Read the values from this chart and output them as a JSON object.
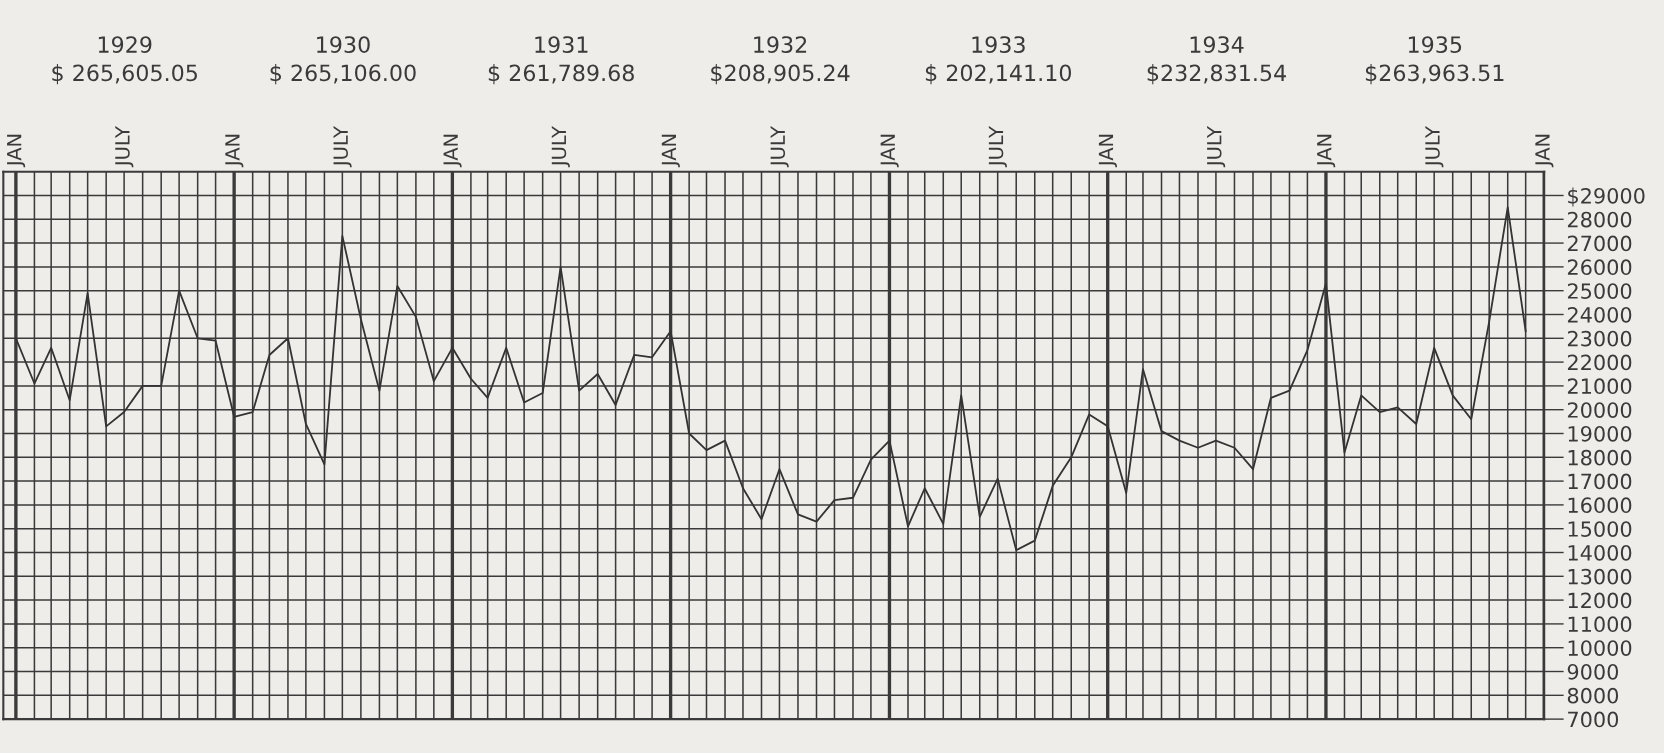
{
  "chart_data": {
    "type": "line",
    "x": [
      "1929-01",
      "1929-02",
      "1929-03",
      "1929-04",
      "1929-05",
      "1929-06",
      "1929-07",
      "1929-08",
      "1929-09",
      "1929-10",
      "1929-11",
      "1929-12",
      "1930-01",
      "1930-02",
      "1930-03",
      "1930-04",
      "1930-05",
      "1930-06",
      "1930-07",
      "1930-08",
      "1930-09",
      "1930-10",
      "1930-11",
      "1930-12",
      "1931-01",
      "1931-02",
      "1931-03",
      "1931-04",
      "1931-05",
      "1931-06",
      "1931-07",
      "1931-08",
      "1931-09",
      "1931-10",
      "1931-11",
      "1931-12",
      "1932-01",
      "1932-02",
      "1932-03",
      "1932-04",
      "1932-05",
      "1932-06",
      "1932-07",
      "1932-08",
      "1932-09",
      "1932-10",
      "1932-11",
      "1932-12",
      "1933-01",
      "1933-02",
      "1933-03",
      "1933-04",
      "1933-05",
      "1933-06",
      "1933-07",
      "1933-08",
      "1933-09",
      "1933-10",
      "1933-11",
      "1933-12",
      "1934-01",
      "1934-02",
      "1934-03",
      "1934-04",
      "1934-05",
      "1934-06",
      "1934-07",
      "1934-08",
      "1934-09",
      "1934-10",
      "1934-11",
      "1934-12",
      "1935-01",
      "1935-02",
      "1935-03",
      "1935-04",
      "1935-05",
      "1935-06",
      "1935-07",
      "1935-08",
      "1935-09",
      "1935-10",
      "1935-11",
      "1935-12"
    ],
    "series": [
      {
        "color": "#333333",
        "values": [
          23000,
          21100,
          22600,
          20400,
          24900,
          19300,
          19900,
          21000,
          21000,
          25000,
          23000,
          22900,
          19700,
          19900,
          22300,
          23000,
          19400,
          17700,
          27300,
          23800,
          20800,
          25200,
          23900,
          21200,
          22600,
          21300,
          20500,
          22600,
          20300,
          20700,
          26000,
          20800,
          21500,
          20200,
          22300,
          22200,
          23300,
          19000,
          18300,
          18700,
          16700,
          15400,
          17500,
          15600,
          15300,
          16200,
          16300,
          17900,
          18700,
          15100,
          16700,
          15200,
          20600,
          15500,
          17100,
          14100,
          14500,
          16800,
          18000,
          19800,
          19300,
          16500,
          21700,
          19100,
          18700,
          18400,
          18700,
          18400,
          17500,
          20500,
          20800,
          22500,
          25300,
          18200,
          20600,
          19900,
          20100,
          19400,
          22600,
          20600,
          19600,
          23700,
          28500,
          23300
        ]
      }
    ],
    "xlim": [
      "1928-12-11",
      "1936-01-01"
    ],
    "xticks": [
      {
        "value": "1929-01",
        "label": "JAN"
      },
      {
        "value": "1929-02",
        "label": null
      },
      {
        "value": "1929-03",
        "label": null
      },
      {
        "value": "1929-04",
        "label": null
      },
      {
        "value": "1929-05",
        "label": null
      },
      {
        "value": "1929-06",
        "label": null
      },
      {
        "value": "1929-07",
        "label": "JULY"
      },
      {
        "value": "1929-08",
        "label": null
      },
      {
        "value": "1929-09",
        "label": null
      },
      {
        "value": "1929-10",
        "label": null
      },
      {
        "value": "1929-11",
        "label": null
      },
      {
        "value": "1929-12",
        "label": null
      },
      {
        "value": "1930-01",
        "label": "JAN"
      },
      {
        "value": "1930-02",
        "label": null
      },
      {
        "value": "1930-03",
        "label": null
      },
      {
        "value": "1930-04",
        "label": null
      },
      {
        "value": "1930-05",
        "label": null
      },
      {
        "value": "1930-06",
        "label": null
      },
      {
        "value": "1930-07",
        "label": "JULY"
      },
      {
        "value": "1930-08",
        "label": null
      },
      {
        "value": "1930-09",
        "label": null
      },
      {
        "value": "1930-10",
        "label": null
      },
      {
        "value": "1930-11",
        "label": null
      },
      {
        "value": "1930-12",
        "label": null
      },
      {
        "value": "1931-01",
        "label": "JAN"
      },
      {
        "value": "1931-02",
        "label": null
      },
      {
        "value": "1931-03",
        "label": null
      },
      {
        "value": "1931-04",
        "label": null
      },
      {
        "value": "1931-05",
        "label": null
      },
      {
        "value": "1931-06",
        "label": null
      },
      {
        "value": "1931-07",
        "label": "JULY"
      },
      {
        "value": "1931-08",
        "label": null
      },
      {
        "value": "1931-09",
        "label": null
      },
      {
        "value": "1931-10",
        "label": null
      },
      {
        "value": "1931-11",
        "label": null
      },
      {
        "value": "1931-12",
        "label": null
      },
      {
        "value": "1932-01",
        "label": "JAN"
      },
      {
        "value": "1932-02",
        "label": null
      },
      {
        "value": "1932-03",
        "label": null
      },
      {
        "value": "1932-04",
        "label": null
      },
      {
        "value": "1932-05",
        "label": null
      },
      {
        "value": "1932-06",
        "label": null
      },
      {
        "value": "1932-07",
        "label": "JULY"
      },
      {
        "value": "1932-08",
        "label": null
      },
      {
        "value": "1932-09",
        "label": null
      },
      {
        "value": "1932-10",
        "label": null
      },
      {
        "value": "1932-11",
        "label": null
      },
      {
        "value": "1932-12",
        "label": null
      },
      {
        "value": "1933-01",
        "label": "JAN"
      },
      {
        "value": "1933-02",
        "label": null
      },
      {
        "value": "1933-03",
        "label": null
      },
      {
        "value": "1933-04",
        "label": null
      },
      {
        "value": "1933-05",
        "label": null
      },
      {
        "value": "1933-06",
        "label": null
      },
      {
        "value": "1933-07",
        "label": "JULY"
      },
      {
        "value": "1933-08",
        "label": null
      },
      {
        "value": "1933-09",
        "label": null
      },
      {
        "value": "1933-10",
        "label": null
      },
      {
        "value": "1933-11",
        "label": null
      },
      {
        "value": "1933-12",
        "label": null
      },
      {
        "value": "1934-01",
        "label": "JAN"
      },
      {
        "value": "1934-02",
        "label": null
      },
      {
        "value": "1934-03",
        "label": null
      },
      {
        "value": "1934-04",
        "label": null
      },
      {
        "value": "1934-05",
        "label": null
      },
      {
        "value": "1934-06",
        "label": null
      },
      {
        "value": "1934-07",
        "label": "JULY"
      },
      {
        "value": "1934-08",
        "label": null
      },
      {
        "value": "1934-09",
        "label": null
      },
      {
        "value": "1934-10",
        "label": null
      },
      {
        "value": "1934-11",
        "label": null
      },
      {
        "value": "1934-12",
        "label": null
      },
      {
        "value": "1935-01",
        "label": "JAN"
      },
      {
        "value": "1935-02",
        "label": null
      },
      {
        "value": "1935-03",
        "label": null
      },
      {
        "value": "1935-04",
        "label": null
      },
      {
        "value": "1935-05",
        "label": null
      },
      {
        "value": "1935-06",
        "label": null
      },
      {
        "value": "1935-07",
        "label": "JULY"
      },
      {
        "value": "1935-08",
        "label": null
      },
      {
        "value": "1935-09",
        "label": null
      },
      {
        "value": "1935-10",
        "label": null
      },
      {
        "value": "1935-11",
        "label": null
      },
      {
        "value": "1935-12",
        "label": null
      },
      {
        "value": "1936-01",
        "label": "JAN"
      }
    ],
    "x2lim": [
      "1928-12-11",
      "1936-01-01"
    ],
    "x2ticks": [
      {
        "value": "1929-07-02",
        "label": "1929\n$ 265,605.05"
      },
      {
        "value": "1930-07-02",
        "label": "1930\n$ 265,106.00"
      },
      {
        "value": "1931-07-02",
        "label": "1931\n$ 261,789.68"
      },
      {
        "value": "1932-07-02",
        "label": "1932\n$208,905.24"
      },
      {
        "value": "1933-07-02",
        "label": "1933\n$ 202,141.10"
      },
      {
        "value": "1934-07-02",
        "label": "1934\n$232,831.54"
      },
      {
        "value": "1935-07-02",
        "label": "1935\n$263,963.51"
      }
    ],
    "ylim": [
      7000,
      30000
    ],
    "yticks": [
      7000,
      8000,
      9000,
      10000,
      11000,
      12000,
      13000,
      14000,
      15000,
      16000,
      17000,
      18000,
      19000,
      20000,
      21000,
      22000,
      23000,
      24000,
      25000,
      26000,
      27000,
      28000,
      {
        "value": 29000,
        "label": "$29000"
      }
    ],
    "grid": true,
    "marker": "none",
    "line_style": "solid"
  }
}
---
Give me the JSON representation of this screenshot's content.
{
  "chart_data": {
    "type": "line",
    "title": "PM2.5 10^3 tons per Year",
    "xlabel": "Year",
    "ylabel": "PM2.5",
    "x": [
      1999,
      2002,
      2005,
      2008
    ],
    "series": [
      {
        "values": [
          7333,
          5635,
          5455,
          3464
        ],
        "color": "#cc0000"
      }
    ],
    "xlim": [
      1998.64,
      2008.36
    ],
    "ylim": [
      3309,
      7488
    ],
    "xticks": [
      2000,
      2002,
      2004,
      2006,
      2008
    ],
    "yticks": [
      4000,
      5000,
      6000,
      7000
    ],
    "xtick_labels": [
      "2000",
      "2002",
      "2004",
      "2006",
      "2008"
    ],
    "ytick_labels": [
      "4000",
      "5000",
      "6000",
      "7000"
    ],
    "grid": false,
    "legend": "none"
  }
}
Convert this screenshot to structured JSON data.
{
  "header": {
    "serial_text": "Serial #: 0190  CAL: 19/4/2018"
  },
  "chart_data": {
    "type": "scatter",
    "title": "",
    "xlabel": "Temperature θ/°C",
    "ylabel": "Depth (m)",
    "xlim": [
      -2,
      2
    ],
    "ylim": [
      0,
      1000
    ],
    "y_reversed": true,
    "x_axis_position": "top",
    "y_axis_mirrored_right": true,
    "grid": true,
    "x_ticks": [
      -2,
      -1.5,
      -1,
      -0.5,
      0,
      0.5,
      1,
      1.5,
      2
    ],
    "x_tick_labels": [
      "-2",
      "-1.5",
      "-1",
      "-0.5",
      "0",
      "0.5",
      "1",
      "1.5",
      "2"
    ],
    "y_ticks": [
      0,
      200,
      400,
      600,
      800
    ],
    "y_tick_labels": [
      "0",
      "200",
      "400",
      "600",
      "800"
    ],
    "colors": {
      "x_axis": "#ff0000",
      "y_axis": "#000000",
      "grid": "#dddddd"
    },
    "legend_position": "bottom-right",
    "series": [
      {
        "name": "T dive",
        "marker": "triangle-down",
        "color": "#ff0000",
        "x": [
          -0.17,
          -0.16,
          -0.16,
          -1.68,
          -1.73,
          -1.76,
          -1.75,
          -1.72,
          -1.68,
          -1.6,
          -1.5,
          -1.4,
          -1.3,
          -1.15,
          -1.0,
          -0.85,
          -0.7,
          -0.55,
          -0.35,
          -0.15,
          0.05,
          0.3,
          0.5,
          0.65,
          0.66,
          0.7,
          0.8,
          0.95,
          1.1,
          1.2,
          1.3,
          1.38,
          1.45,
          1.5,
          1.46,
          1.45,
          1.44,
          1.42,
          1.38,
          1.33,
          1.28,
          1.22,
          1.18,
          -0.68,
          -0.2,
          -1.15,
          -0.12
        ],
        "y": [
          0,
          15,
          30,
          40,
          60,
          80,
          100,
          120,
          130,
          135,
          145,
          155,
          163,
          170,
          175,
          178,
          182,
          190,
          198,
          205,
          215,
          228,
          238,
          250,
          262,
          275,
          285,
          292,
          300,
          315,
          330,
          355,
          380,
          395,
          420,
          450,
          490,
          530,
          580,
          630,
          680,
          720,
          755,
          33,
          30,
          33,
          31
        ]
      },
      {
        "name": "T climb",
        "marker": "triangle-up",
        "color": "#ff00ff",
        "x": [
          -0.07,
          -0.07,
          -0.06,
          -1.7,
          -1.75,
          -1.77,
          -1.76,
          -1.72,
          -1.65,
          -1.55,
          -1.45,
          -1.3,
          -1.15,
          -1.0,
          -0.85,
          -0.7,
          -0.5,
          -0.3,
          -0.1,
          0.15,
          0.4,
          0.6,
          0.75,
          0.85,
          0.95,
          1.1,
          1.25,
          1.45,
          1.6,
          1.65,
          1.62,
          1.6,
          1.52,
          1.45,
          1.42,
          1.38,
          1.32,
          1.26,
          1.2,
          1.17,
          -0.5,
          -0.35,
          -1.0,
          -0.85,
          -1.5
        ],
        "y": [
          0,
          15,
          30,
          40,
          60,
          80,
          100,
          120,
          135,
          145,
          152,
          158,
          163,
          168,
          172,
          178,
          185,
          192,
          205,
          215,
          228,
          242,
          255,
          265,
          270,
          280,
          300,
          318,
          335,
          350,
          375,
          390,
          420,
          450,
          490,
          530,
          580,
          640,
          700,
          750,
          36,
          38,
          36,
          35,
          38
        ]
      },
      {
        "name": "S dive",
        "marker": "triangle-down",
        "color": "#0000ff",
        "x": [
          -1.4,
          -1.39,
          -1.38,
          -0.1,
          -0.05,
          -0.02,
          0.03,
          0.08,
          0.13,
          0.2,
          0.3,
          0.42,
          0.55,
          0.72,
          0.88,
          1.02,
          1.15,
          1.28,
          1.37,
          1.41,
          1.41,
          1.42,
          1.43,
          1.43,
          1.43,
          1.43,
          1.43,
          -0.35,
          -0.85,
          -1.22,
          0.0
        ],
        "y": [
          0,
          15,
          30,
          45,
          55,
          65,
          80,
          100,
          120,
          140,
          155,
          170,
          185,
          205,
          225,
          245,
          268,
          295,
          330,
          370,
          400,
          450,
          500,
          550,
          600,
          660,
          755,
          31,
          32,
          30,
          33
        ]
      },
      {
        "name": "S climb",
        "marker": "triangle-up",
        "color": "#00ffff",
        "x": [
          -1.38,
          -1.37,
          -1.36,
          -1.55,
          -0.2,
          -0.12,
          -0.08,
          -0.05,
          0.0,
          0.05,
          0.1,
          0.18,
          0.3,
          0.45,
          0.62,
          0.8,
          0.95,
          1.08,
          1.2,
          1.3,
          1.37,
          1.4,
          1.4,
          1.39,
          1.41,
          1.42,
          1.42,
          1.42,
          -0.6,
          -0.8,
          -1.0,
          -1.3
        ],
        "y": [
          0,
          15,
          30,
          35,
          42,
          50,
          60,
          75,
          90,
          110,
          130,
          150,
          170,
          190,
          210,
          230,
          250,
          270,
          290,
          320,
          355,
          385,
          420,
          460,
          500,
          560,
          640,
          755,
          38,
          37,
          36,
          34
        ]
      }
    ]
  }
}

* [Task]
From the listing above, copy all lines holding the word "grid".

* [Result below]
    "grid": true,
    "grid": false,
    "grid": true,
      "grid": "#dddddd"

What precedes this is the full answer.